The listing must be reproduced in full, exactly as it stands.
------------------------------------
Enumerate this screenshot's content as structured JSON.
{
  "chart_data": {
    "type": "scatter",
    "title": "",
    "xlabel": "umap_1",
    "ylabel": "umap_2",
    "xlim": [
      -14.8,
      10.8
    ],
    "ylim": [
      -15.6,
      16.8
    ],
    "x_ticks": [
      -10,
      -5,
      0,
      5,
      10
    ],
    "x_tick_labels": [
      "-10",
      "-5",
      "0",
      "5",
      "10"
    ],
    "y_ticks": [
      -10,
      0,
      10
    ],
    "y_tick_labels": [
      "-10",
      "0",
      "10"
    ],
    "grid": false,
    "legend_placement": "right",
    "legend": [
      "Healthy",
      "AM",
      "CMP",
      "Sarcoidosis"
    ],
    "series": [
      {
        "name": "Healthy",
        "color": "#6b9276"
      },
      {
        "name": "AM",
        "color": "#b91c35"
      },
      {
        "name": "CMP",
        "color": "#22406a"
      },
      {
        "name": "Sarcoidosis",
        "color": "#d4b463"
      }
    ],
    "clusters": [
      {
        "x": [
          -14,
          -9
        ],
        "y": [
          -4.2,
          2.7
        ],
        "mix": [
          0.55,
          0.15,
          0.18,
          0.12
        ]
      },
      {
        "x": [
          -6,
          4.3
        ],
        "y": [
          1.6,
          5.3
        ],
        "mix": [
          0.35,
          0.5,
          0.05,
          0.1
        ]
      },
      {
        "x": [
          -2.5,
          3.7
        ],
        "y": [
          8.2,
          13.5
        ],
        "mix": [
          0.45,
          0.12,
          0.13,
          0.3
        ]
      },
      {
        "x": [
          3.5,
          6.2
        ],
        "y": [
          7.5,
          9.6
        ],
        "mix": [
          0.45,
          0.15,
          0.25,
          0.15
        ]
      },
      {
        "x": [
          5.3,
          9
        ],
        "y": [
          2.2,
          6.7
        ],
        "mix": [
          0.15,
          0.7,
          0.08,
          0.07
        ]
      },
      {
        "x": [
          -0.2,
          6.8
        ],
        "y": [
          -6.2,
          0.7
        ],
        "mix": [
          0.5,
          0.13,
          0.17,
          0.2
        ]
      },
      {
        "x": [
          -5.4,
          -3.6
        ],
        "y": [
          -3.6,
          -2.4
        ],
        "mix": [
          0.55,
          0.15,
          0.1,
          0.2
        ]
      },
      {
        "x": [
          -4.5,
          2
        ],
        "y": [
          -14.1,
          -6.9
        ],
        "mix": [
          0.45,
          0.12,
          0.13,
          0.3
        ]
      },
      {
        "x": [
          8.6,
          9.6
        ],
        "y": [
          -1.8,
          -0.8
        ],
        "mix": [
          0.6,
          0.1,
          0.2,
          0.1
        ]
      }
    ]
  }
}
------------------------------------
§ **RESPONSE TO THE TASK**:
Enumerate this screenshot's content as structured JSON.
{
  "chart_data": {
    "type": "scatter",
    "title": "",
    "xlabel": "umap_1",
    "ylabel": "umap_2",
    "xlim": [
      -14.8,
      10.8
    ],
    "ylim": [
      -15.6,
      16.8
    ],
    "x_ticks": [
      -10,
      -5,
      0,
      5,
      10
    ],
    "x_tick_labels": [
      "-10",
      "-5",
      "0",
      "5",
      "10"
    ],
    "y_ticks": [
      -10,
      0,
      10
    ],
    "y_tick_labels": [
      "-10",
      "0",
      "10"
    ],
    "grid": false,
    "legend_placement": "right",
    "legend": [
      "Healthy",
      "AM",
      "CMP",
      "Sarcoidosis"
    ],
    "series": [
      {
        "name": "Healthy",
        "color": "#6b9276"
      },
      {
        "name": "AM",
        "color": "#b91c35"
      },
      {
        "name": "CMP",
        "color": "#22406a"
      },
      {
        "name": "Sarcoidosis",
        "color": "#d4b463"
      }
    ],
    "clusters": [
      {
        "x": [
          -14,
          -9
        ],
        "y": [
          -4.2,
          2.7
        ],
        "mix": [
          0.55,
          0.15,
          0.18,
          0.12
        ]
      },
      {
        "x": [
          -6,
          4.3
        ],
        "y": [
          1.6,
          5.3
        ],
        "mix": [
          0.35,
          0.5,
          0.05,
          0.1
        ]
      },
      {
        "x": [
          -2.5,
          3.7
        ],
        "y": [
          8.2,
          13.5
        ],
        "mix": [
          0.45,
          0.12,
          0.13,
          0.3
        ]
      },
      {
        "x": [
          3.5,
          6.2
        ],
        "y": [
          7.5,
          9.6
        ],
        "mix": [
          0.45,
          0.15,
          0.25,
          0.15
        ]
      },
      {
        "x": [
          5.3,
          9
        ],
        "y": [
          2.2,
          6.7
        ],
        "mix": [
          0.15,
          0.7,
          0.08,
          0.07
        ]
      },
      {
        "x": [
          -0.2,
          6.8
        ],
        "y": [
          -6.2,
          0.7
        ],
        "mix": [
          0.5,
          0.13,
          0.17,
          0.2
        ]
      },
      {
        "x": [
          -5.4,
          -3.6
        ],
        "y": [
          -3.6,
          -2.4
        ],
        "mix": [
          0.55,
          0.15,
          0.1,
          0.2
        ]
      },
      {
        "x": [
          -4.5,
          2
        ],
        "y": [
          -14.1,
          -6.9
        ],
        "mix": [
          0.45,
          0.12,
          0.13,
          0.3
        ]
      },
      {
        "x": [
          8.6,
          9.6
        ],
        "y": [
          -1.8,
          -0.8
        ],
        "mix": [
          0.6,
          0.1,
          0.2,
          0.1
        ]
      }
    ]
  }
}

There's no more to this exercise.